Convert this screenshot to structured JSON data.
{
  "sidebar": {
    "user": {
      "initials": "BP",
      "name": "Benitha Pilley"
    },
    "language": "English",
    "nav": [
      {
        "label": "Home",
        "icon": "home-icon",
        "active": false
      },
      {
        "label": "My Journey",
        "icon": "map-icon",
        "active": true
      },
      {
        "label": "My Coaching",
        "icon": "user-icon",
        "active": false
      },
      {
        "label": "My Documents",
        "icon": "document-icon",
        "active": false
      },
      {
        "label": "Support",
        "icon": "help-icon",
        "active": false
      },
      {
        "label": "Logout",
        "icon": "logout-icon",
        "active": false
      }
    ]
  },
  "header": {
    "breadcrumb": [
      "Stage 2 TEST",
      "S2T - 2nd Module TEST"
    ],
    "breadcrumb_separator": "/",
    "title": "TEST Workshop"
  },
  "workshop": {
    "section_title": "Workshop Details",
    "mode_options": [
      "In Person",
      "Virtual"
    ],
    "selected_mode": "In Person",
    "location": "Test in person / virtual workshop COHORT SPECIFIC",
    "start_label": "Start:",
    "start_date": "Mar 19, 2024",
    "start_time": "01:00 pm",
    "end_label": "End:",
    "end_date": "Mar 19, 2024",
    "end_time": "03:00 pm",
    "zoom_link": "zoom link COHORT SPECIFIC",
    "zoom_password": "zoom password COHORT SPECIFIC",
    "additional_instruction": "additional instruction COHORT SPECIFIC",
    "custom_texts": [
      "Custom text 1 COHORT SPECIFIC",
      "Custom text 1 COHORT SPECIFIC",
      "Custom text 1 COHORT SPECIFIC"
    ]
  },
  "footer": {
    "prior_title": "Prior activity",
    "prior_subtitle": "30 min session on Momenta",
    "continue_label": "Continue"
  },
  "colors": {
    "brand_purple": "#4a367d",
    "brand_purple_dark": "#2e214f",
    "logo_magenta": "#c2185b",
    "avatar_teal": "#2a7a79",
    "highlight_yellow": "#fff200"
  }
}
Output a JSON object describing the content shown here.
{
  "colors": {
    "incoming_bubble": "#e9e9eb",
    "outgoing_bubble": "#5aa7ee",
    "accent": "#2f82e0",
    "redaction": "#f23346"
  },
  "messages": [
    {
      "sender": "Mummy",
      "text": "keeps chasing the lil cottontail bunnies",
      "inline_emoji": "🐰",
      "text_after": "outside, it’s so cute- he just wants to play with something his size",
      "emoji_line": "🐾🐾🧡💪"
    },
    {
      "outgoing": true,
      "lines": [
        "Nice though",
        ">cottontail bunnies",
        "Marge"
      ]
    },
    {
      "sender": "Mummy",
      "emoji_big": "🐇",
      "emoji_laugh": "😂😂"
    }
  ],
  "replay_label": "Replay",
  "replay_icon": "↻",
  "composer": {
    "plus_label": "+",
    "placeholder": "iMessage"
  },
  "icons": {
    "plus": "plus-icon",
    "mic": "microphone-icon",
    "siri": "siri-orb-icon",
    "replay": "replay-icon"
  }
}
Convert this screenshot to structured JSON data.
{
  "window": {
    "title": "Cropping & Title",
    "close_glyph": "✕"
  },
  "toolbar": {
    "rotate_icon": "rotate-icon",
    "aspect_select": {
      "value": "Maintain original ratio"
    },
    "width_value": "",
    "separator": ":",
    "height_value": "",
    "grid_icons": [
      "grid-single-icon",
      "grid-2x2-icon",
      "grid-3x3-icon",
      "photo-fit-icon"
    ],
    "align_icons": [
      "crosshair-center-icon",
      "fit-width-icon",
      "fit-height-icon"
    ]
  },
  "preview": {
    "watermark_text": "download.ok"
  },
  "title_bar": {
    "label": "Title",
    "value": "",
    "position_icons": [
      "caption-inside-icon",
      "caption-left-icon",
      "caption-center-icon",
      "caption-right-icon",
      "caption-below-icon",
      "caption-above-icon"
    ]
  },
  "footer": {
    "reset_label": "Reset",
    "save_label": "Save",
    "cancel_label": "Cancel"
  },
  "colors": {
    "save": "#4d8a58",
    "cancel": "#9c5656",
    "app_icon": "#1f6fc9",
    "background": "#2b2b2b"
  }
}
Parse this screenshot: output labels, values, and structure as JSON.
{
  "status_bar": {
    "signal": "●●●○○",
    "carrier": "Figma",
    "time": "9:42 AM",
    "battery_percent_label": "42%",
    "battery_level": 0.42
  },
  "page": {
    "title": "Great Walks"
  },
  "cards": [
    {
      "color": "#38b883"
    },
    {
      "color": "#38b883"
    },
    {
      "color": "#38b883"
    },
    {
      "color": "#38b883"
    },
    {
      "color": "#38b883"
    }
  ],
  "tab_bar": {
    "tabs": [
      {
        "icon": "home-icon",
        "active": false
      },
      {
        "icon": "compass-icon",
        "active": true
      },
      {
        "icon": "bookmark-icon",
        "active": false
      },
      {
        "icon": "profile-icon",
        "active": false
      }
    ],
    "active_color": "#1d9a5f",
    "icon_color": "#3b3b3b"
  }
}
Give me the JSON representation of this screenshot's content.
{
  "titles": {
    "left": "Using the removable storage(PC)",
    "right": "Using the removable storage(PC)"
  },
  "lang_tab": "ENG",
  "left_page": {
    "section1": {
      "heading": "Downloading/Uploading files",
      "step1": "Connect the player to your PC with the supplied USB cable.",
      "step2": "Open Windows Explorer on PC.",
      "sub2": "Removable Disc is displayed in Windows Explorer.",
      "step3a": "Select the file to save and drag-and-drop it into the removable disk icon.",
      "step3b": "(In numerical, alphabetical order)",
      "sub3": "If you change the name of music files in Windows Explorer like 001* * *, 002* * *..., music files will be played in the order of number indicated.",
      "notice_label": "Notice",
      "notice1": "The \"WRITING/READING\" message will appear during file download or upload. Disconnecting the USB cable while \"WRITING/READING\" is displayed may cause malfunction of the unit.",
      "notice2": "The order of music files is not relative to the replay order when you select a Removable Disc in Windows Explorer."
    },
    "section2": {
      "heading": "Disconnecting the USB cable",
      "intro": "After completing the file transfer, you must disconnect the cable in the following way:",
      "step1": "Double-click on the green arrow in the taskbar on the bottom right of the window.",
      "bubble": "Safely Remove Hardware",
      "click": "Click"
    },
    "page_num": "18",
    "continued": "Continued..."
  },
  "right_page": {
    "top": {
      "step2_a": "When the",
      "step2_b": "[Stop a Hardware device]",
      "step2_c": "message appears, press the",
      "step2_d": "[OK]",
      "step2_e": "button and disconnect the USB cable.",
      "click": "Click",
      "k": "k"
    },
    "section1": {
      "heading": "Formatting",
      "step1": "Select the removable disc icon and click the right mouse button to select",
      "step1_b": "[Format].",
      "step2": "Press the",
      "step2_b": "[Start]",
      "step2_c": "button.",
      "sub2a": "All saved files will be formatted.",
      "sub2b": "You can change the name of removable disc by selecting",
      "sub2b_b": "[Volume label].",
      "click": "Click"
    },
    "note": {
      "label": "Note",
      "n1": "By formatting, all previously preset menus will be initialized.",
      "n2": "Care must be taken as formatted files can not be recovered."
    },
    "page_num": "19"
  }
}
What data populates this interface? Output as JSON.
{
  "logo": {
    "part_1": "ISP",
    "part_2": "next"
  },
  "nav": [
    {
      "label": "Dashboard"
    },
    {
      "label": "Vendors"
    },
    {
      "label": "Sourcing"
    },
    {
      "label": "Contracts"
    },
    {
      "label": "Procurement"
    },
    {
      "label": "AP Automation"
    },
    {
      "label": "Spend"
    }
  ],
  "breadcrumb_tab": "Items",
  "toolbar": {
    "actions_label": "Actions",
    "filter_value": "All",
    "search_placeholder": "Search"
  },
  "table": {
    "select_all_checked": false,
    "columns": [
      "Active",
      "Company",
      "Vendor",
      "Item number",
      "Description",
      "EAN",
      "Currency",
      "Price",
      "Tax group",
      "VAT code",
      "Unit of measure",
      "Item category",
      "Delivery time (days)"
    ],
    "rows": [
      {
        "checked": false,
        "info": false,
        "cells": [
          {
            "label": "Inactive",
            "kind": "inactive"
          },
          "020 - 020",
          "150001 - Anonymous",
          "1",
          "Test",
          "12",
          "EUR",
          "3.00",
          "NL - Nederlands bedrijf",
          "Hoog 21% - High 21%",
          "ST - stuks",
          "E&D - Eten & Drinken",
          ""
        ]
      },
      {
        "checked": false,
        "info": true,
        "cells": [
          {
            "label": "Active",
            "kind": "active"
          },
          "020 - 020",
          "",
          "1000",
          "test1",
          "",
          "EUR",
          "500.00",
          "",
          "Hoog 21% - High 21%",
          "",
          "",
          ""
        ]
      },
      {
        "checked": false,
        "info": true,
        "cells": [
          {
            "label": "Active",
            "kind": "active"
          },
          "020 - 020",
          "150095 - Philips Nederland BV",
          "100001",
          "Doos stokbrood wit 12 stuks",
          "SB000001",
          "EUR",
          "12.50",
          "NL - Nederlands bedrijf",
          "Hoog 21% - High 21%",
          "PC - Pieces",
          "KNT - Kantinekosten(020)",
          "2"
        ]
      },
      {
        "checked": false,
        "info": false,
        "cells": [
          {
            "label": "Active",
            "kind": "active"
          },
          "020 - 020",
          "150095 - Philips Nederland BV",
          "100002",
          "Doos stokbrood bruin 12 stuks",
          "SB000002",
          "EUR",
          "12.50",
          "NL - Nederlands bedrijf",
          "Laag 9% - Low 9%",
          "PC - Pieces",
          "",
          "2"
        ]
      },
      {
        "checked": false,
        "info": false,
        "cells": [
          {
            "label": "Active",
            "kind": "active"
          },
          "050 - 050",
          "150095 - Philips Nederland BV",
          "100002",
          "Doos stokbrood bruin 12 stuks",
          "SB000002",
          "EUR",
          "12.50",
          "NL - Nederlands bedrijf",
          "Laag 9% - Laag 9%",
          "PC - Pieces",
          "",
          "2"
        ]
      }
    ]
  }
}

•••

Search the data for "number" and list every line in which it occurs.

      "sub3": "If you change the name of music files in Windows Explorer like 001* * *, 002* * *..., music files will be played in the order of number indicated.",
      "Item number",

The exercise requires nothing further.